[Start of RECORDS FOR PROCESSING]

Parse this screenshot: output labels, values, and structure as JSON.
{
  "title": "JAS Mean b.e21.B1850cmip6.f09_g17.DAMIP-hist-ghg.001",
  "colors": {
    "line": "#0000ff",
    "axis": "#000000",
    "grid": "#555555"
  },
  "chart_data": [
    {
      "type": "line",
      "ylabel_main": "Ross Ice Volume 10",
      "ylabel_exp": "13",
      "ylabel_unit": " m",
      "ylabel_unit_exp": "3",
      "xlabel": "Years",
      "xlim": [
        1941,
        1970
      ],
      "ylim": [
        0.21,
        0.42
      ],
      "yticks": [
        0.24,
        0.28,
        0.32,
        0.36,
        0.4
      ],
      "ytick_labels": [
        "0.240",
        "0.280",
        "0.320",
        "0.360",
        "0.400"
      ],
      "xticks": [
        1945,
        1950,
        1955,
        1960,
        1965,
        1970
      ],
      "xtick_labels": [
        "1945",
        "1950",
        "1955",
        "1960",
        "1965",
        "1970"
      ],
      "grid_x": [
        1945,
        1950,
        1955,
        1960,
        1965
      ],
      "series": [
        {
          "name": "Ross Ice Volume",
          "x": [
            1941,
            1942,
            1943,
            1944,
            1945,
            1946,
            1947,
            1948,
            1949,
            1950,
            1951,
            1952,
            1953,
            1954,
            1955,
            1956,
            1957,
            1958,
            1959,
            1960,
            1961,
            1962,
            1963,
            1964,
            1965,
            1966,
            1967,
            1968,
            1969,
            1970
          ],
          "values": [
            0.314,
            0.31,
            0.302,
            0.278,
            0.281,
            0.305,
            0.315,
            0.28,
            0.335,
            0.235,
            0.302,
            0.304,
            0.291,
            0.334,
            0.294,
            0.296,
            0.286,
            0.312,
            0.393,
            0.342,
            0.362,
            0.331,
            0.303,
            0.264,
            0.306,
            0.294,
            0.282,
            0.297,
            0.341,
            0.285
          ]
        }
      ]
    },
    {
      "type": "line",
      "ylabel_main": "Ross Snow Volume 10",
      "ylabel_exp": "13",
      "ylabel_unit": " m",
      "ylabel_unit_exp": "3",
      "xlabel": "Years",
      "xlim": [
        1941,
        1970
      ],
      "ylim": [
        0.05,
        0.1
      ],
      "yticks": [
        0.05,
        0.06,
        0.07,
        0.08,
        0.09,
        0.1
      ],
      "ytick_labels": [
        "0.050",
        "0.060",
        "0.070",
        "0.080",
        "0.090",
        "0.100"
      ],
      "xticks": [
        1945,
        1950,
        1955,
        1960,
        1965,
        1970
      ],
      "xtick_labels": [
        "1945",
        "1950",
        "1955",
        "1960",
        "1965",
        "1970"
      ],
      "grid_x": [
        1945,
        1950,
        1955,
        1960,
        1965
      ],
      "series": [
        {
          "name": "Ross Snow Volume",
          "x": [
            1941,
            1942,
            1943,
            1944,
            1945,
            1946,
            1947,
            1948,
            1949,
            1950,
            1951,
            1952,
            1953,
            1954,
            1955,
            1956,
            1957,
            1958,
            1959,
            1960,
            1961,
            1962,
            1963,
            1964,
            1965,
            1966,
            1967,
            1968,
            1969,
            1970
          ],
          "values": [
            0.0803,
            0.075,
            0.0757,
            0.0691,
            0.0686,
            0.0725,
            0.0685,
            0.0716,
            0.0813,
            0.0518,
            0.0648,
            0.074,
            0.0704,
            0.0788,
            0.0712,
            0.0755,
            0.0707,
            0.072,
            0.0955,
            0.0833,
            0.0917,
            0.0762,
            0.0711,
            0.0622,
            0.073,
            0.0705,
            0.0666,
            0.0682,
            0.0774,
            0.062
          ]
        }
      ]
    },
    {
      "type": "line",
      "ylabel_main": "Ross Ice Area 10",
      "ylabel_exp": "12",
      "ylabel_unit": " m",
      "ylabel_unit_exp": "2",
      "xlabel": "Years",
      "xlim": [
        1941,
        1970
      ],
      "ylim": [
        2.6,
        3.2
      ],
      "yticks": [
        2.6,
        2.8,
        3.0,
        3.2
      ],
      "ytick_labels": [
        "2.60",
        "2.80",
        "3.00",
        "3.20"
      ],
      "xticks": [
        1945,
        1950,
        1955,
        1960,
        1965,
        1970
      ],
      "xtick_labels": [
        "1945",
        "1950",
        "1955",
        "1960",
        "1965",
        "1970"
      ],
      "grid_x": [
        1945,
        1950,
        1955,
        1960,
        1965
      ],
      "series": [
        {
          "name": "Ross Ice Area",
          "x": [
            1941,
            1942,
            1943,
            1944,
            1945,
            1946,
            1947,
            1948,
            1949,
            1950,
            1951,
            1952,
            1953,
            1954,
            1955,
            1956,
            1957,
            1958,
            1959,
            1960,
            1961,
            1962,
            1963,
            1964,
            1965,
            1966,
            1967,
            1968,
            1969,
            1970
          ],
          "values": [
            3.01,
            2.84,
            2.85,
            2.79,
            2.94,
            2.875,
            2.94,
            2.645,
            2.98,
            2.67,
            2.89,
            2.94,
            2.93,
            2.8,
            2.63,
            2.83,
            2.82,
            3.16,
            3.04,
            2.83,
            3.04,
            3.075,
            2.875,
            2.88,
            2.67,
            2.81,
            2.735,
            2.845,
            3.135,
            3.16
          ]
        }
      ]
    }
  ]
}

[End of RECORDS FOR PROCESSING]

• [DESCRIPTION OF THE TASK]:
Go through the material line by line. Show each line that contains the string "Snow".

• [OUTPUT OF THE EXERCISE]:
      "ylabel_main": "Ross Snow Volume 10",
          "name": "Ross Snow Volume",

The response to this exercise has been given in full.